> _Prompt_
Reproduce every line of the material below, but drop the pictures.

===== Provided records =====

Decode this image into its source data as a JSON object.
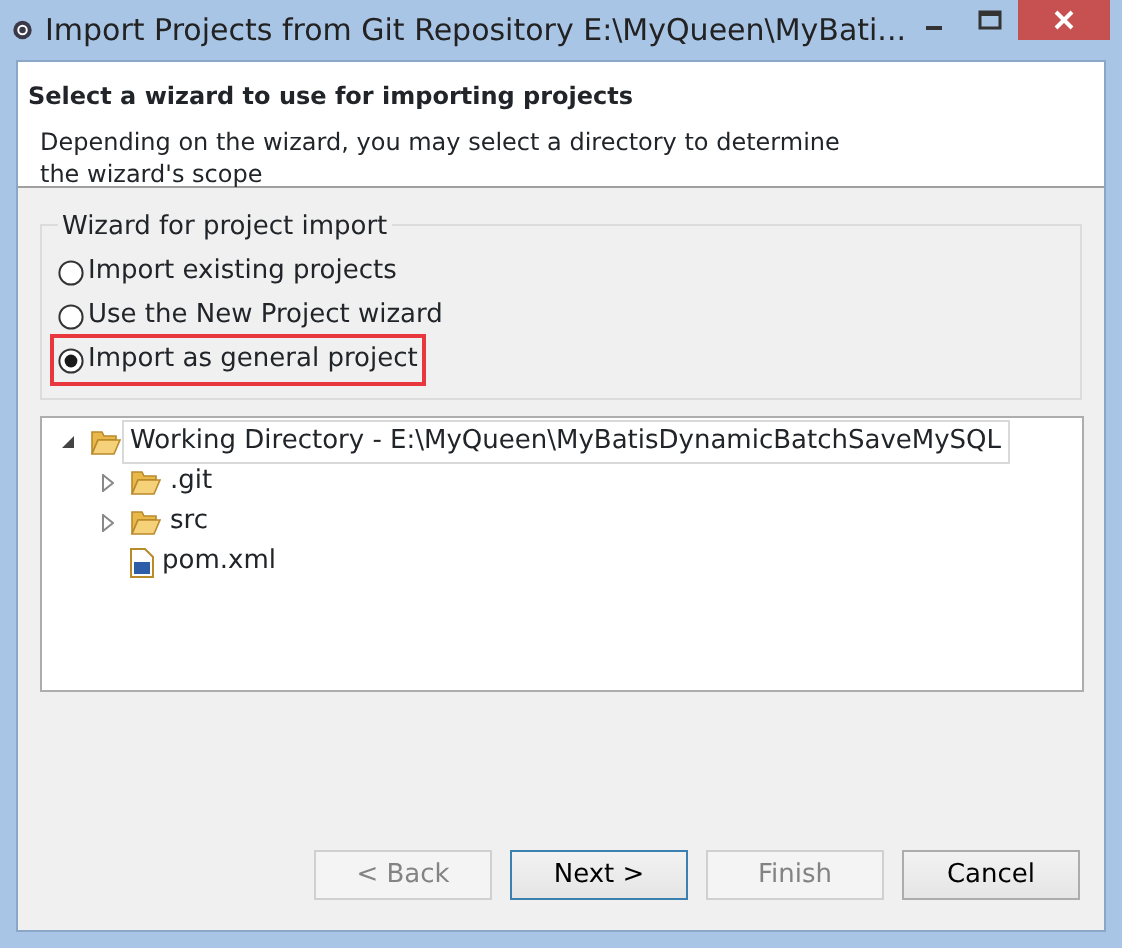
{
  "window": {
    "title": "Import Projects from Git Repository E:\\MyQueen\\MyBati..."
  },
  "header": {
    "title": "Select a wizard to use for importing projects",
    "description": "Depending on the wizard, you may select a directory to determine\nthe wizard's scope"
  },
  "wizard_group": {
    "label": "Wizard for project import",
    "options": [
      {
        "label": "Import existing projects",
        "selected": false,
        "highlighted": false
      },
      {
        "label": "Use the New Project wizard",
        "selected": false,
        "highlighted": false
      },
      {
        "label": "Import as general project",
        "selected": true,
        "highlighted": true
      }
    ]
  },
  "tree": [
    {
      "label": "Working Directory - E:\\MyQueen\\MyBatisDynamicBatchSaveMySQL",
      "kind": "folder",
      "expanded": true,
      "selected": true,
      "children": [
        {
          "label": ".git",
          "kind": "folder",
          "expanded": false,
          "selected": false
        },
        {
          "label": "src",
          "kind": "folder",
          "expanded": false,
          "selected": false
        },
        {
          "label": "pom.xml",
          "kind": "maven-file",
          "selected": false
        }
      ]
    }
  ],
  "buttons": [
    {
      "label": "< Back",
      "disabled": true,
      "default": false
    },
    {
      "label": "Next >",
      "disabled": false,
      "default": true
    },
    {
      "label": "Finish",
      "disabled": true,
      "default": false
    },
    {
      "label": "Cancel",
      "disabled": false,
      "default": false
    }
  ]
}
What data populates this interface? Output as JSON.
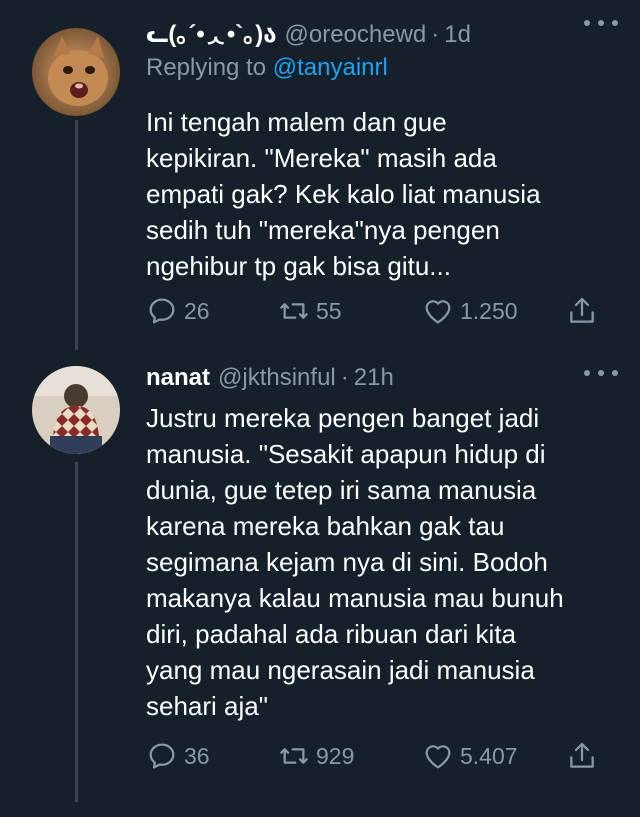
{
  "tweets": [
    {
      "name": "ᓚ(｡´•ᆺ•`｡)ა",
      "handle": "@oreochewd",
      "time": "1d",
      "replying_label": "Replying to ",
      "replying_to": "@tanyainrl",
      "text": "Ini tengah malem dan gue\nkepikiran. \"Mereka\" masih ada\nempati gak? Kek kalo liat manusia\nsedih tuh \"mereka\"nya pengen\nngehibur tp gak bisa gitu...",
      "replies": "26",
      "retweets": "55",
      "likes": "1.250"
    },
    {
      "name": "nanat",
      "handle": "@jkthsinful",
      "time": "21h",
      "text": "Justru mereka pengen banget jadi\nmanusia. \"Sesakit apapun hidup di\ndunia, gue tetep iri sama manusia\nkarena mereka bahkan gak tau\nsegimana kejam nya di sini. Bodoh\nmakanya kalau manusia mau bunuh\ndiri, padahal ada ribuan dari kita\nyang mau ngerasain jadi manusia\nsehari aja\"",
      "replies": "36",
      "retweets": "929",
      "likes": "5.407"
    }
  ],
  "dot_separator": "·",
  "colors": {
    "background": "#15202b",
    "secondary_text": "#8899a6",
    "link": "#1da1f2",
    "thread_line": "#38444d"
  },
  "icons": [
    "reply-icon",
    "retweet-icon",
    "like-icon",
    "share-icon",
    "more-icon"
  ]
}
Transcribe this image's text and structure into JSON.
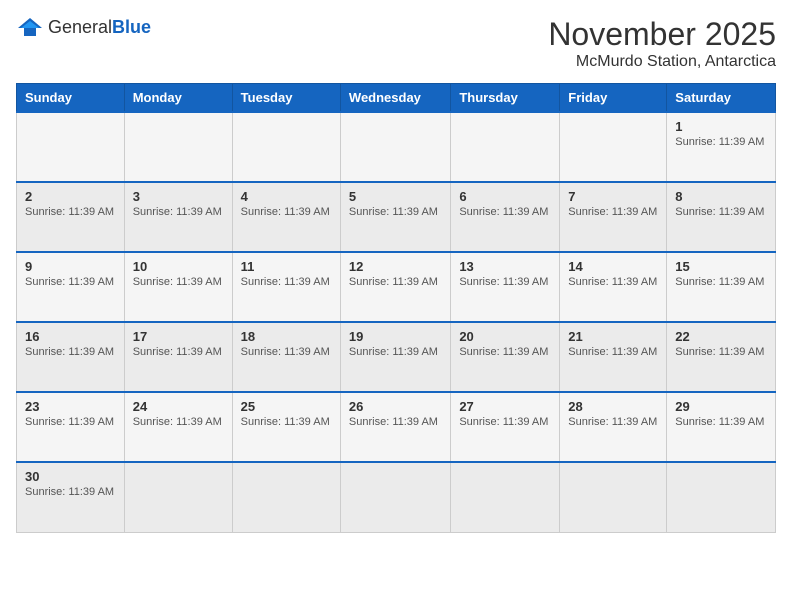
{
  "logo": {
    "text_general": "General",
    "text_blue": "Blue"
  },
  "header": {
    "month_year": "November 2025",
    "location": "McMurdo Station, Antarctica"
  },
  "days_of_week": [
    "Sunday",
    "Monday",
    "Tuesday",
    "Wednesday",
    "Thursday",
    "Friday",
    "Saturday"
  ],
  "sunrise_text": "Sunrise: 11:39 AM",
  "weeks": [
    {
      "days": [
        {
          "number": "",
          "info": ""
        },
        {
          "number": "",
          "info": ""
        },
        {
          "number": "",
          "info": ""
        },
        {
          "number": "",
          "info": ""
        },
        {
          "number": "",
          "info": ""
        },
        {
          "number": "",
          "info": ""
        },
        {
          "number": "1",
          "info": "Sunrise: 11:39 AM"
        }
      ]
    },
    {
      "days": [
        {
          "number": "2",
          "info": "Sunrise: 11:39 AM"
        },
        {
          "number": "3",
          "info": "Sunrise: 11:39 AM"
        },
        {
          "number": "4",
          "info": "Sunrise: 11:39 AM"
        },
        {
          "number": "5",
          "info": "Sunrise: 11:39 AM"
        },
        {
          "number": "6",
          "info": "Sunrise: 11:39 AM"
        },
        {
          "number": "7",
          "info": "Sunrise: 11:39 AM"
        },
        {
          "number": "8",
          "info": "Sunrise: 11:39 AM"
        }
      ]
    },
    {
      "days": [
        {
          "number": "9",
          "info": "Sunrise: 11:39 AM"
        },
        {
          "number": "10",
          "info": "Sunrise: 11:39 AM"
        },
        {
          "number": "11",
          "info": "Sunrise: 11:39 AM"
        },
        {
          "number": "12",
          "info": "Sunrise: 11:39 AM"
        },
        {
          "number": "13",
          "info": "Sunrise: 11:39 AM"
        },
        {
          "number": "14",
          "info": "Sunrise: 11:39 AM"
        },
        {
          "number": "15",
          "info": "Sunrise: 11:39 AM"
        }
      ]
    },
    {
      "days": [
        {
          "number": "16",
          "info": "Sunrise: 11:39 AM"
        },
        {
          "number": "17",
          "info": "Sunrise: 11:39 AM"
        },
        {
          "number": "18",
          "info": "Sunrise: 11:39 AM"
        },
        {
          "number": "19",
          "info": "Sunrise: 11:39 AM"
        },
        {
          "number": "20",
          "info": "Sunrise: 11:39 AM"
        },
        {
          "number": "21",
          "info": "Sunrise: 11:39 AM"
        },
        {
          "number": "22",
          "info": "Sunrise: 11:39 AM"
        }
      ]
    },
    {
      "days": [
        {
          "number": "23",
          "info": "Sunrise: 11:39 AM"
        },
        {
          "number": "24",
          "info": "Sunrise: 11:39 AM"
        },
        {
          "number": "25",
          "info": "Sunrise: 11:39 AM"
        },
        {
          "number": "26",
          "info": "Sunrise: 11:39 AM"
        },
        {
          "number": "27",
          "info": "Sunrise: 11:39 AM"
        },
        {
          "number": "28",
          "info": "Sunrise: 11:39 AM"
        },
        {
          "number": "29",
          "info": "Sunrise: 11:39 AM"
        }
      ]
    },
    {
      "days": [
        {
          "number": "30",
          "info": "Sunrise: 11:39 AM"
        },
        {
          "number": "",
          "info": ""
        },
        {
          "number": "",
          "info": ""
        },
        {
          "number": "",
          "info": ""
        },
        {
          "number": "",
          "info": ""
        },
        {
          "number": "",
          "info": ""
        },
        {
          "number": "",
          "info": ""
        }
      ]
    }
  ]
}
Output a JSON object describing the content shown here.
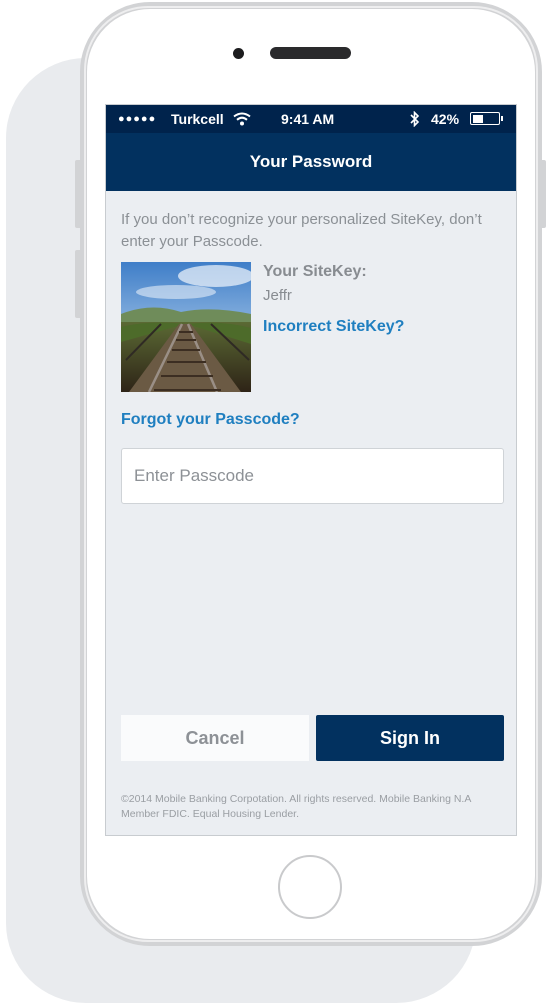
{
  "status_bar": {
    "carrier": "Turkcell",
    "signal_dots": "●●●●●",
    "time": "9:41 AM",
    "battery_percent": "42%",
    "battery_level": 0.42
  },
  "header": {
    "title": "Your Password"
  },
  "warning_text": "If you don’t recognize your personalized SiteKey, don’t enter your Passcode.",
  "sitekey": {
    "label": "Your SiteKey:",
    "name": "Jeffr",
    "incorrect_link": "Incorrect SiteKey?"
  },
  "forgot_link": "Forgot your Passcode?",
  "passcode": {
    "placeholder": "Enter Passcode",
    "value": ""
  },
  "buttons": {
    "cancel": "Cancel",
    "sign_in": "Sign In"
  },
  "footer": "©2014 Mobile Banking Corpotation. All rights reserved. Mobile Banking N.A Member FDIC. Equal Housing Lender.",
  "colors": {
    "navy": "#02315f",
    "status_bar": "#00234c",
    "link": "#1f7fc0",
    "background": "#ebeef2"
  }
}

=====

> _Result for this exercise_
Decode this image into its source data as a JSON object.
{
  "window": {
    "title": "Import Projects from Git Repository E:\\MyQueen\\MyBati..."
  },
  "header": {
    "title": "Select a wizard to use for importing projects",
    "description": "Depending on the wizard, you may select a directory to determine\nthe wizard's scope"
  },
  "wizard_group": {
    "label": "Wizard for project import",
    "options": [
      {
        "label": "Import existing projects",
        "selected": false,
        "highlighted": false
      },
      {
        "label": "Use the New Project wizard",
        "selected": false,
        "highlighted": false
      },
      {
        "label": "Import as general project",
        "selected": true,
        "highlighted": true
      }
    ]
  },
  "tree": [
    {
      "label": "Working Directory - E:\\MyQueen\\MyBatisDynamicBatchSaveMySQL",
      "kind": "folder",
      "expanded": true,
      "selected": true,
      "children": [
        {
          "label": ".git",
          "kind": "folder",
          "expanded": false,
          "selected": false
        },
        {
          "label": "src",
          "kind": "folder",
          "expanded": false,
          "selected": false
        },
        {
          "label": "pom.xml",
          "kind": "maven-file",
          "selected": false
        }
      ]
    }
  ],
  "buttons": [
    {
      "label": "< Back",
      "disabled": true,
      "default": false
    },
    {
      "label": "Next >",
      "disabled": false,
      "default": true
    },
    {
      "label": "Finish",
      "disabled": true,
      "default": false
    },
    {
      "label": "Cancel",
      "disabled": false,
      "default": false
    }
  ]
}
What data populates this interface? Output as JSON.
{
  "tweets": [
    {
      "name": "ᓚ(｡´•ᆺ•`｡)ა",
      "handle": "@oreochewd",
      "time": "1d",
      "replying_label": "Replying to ",
      "replying_to": "@tanyainrl",
      "text": "Ini tengah malem dan gue\nkepikiran. \"Mereka\" masih ada\nempati gak? Kek kalo liat manusia\nsedih tuh \"mereka\"nya pengen\nngehibur tp gak bisa gitu...",
      "replies": "26",
      "retweets": "55",
      "likes": "1.250"
    },
    {
      "name": "nanat",
      "handle": "@jkthsinful",
      "time": "21h",
      "text": "Justru mereka pengen banget jadi\nmanusia. \"Sesakit apapun hidup di\ndunia, gue tetep iri sama manusia\nkarena mereka bahkan gak tau\nsegimana kejam nya di sini. Bodoh\nmakanya kalau manusia mau bunuh\ndiri, padahal ada ribuan dari kita\nyang mau ngerasain jadi manusia\nsehari aja\"",
      "replies": "36",
      "retweets": "929",
      "likes": "5.407"
    }
  ],
  "dot_separator": "·",
  "colors": {
    "background": "#15202b",
    "secondary_text": "#8899a6",
    "link": "#1da1f2",
    "thread_line": "#38444d"
  },
  "icons": [
    "reply-icon",
    "retweet-icon",
    "like-icon",
    "share-icon",
    "more-icon"
  ]
}
Transcribe this image's text and structure into JSON.
{
  "logo": {
    "text_general": "General",
    "text_blue": "Blue"
  },
  "header": {
    "month_year": "November 2025",
    "location": "McMurdo Station, Antarctica"
  },
  "days_of_week": [
    "Sunday",
    "Monday",
    "Tuesday",
    "Wednesday",
    "Thursday",
    "Friday",
    "Saturday"
  ],
  "sunrise_text": "Sunrise: 11:39 AM",
  "weeks": [
    {
      "days": [
        {
          "number": "",
          "info": ""
        },
        {
          "number": "",
          "info": ""
        },
        {
          "number": "",
          "info": ""
        },
        {
          "number": "",
          "info": ""
        },
        {
          "number": "",
          "info": ""
        },
        {
          "number": "",
          "info": ""
        },
        {
          "number": "1",
          "info": "Sunrise: 11:39 AM"
        }
      ]
    },
    {
      "days": [
        {
          "number": "2",
          "info": "Sunrise: 11:39 AM"
        },
        {
          "number": "3",
          "info": "Sunrise: 11:39 AM"
        },
        {
          "number": "4",
          "info": "Sunrise: 11:39 AM"
        },
        {
          "number": "5",
          "info": "Sunrise: 11:39 AM"
        },
        {
          "number": "6",
          "info": "Sunrise: 11:39 AM"
        },
        {
          "number": "7",
          "info": "Sunrise: 11:39 AM"
        },
        {
          "number": "8",
          "info": "Sunrise: 11:39 AM"
        }
      ]
    },
    {
      "days": [
        {
          "number": "9",
          "info": "Sunrise: 11:39 AM"
        },
        {
          "number": "10",
          "info": "Sunrise: 11:39 AM"
        },
        {
          "number": "11",
          "info": "Sunrise: 11:39 AM"
        },
        {
          "number": "12",
          "info": "Sunrise: 11:39 AM"
        },
        {
          "number": "13",
          "info": "Sunrise: 11:39 AM"
        },
        {
          "number": "14",
          "info": "Sunrise: 11:39 AM"
        },
        {
          "number": "15",
          "info": "Sunrise: 11:39 AM"
        }
      ]
    },
    {
      "days": [
        {
          "number": "16",
          "info": "Sunrise: 11:39 AM"
        },
        {
          "number": "17",
          "info": "Sunrise: 11:39 AM"
        },
        {
          "number": "18",
          "info": "Sunrise: 11:39 AM"
        },
        {
          "number": "19",
          "info": "Sunrise: 11:39 AM"
        },
        {
          "number": "20",
          "info": "Sunrise: 11:39 AM"
        },
        {
          "number": "21",
          "info": "Sunrise: 11:39 AM"
        },
        {
          "number": "22",
          "info": "Sunrise: 11:39 AM"
        }
      ]
    },
    {
      "days": [
        {
          "number": "23",
          "info": "Sunrise: 11:39 AM"
        },
        {
          "number": "24",
          "info": "Sunrise: 11:39 AM"
        },
        {
          "number": "25",
          "info": "Sunrise: 11:39 AM"
        },
        {
          "number": "26",
          "info": "Sunrise: 11:39 AM"
        },
        {
          "number": "27",
          "info": "Sunrise: 11:39 AM"
        },
        {
          "number": "28",
          "info": "Sunrise: 11:39 AM"
        },
        {
          "number": "29",
          "info": "Sunrise: 11:39 AM"
        }
      ]
    },
    {
      "days": [
        {
          "number": "30",
          "info": "Sunrise: 11:39 AM"
        },
        {
          "number": "",
          "info": ""
        },
        {
          "number": "",
          "info": ""
        },
        {
          "number": "",
          "info": ""
        },
        {
          "number": "",
          "info": ""
        },
        {
          "number": "",
          "info": ""
        },
        {
          "number": "",
          "info": ""
        }
      ]
    }
  ]
}
Output a JSON object describing the content shown here.
{
  "status_bar": {
    "carrier": "Turkcell",
    "signal_dots": "●●●●●",
    "time": "9:41 AM",
    "battery_percent": "42%",
    "battery_level": 0.42
  },
  "header": {
    "title": "Your Password"
  },
  "warning_text": "If you don’t recognize your personalized SiteKey, don’t enter your Passcode.",
  "sitekey": {
    "label": "Your SiteKey:",
    "name": "Jeffr",
    "incorrect_link": "Incorrect SiteKey?"
  },
  "forgot_link": "Forgot your Passcode?",
  "passcode": {
    "placeholder": "Enter Passcode",
    "value": ""
  },
  "buttons": {
    "cancel": "Cancel",
    "sign_in": "Sign In"
  },
  "footer": "©2014 Mobile Banking Corpotation. All rights reserved. Mobile Banking N.A Member FDIC. Equal Housing Lender.",
  "colors": {
    "navy": "#02315f",
    "status_bar": "#00234c",
    "link": "#1f7fc0",
    "background": "#ebeef2"
  }
}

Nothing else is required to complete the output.